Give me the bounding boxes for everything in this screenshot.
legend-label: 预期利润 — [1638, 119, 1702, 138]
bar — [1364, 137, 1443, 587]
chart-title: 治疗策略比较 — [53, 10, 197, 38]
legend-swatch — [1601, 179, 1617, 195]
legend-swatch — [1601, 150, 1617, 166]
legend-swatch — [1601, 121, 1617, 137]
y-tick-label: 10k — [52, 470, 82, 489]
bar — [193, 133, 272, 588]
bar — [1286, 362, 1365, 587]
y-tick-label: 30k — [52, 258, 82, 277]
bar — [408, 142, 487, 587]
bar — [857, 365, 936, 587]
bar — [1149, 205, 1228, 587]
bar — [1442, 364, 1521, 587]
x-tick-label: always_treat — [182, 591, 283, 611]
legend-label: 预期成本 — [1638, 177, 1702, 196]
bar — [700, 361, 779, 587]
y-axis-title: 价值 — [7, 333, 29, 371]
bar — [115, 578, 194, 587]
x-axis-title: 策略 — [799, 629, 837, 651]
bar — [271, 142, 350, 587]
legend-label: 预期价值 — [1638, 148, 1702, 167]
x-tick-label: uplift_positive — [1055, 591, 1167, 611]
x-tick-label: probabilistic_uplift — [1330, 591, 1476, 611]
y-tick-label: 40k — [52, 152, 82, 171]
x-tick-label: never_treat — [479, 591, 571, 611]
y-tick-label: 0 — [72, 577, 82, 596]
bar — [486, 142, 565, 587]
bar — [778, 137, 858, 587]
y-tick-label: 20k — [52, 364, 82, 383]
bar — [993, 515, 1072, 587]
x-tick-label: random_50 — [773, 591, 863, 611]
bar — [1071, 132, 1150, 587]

------

▶ [Description of the task]:
Copy the material word for word, beginning at its very first line and going on through the line with "legend-swatch — [1601, 121, 1617, 137]".

▶ [Exercise answer]:
Give me the bounding boxes for everything in this screenshot.
legend-label: 预期利润 — [1638, 119, 1702, 138]
bar — [1364, 137, 1443, 587]
chart-title: 治疗策略比较 — [53, 10, 197, 38]
legend-swatch — [1601, 179, 1617, 195]
legend-swatch — [1601, 150, 1617, 166]
legend-swatch — [1601, 121, 1617, 137]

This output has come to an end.